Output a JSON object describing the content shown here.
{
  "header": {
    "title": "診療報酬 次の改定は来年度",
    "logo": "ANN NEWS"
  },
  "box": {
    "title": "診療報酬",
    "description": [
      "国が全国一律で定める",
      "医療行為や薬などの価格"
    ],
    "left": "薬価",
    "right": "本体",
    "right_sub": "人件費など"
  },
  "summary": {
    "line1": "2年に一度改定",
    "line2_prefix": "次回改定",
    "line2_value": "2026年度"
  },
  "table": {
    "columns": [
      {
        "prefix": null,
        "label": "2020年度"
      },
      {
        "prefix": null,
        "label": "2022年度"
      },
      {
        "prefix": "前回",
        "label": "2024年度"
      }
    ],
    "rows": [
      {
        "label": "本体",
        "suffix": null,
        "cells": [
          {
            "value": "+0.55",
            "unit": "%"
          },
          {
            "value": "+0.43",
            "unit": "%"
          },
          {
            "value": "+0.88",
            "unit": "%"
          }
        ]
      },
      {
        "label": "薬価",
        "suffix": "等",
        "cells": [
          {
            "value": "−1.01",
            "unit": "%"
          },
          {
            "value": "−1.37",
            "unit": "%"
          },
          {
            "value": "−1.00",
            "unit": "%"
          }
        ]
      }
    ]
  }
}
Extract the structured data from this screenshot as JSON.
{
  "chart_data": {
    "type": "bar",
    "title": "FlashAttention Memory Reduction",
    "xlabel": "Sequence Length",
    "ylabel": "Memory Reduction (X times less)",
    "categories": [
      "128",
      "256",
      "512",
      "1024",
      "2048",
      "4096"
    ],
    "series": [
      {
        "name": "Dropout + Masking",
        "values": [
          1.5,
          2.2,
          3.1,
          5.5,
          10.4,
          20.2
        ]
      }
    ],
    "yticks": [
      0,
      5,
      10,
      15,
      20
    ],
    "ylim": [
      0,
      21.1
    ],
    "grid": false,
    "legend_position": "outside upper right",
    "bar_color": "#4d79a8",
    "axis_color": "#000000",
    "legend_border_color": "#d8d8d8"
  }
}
----
- **WHAT THE EXERCISE ASKS**
Show every line from the entries above in which "Reduction" appears.

- **CORRECT OUTPUT**
    "title": "FlashAttention Memory Reduction",
    "ylabel": "Memory Reduction (X times less)",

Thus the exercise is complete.